### [What is required]
Say how many lines of these entries include the word "إسماعيل", and answer with the number alone.

### [Supplied entries]
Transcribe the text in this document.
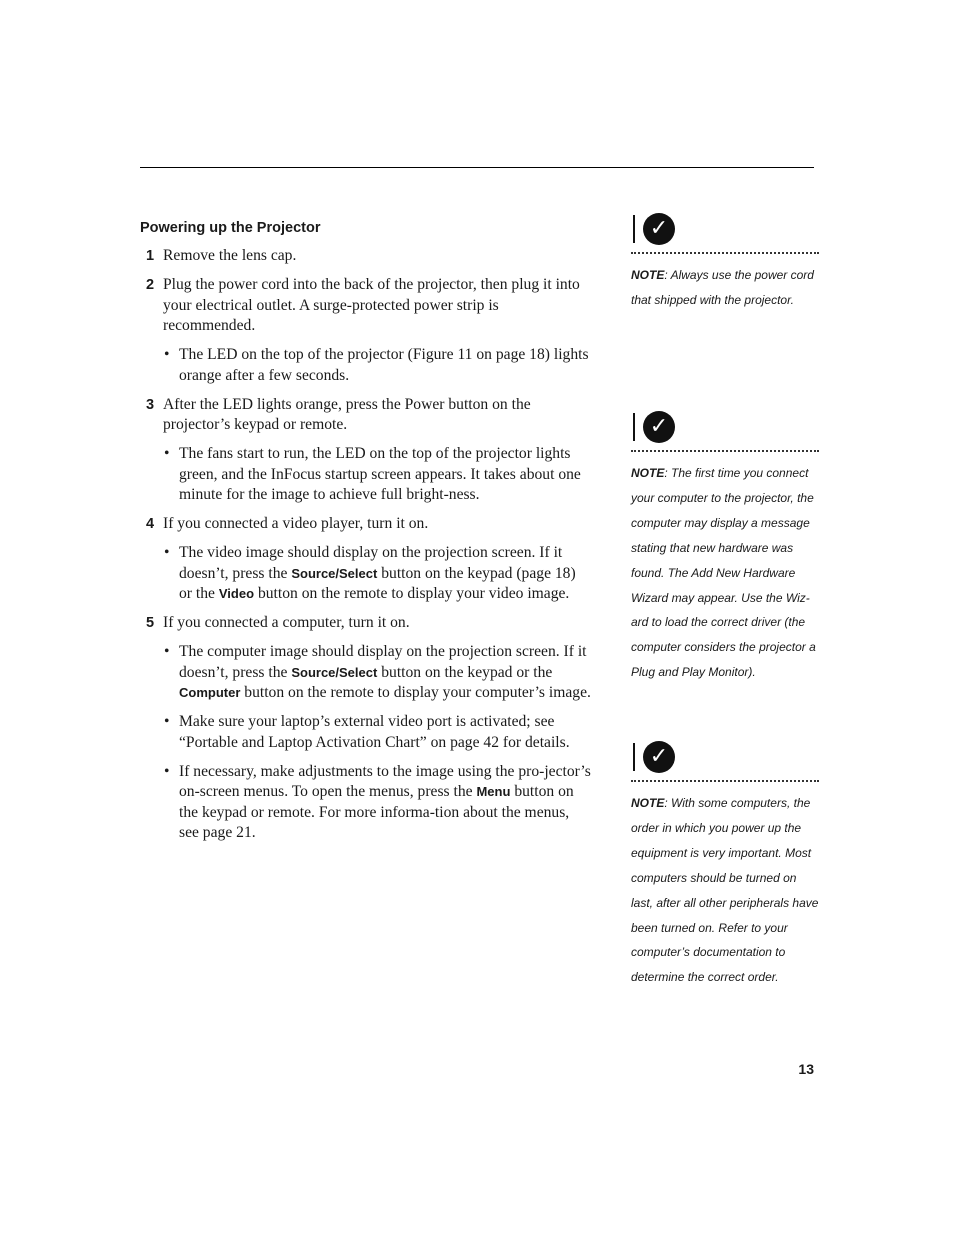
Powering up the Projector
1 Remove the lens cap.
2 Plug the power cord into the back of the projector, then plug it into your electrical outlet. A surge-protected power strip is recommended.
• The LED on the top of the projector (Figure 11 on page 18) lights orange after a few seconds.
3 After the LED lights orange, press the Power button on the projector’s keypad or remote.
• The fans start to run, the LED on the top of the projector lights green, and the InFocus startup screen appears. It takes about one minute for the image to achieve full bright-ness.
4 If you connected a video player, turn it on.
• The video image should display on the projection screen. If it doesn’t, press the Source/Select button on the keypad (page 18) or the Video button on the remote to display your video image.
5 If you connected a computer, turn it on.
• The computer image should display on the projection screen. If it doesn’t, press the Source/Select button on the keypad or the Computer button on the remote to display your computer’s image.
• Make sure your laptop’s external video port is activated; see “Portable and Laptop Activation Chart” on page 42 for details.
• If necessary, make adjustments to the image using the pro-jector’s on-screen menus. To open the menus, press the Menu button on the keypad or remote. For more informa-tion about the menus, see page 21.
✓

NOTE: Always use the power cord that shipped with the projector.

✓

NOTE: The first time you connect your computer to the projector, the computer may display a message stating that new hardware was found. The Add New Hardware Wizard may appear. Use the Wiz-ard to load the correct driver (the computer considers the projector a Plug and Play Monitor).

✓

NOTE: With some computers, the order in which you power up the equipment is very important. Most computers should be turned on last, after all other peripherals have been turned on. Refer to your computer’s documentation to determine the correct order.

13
...
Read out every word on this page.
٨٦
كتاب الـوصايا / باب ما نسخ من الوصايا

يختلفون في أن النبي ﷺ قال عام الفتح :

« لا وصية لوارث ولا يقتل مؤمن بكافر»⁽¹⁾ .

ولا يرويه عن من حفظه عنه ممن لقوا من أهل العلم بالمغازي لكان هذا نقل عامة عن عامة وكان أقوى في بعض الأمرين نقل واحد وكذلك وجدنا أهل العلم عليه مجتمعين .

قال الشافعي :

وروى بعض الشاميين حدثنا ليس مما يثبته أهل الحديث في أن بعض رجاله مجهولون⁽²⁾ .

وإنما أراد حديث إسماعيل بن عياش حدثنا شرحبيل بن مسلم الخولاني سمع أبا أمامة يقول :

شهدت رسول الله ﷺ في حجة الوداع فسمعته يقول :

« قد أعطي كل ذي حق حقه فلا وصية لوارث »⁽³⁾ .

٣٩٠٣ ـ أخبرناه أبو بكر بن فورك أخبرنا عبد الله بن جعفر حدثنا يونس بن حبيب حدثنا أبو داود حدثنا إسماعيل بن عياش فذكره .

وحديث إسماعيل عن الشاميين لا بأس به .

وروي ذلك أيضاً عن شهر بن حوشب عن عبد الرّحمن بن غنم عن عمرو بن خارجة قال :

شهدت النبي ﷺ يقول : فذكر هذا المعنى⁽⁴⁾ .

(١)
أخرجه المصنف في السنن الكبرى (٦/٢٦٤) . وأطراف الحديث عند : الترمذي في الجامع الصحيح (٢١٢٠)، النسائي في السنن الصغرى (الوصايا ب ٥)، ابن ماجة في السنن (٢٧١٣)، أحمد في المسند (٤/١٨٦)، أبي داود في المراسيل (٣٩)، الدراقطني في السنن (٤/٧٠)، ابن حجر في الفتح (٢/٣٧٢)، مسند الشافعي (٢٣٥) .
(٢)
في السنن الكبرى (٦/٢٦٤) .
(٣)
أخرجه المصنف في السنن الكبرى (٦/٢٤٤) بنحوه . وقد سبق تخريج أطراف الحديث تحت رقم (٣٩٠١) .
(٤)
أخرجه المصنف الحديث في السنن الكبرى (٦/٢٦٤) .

### [Written solution]
3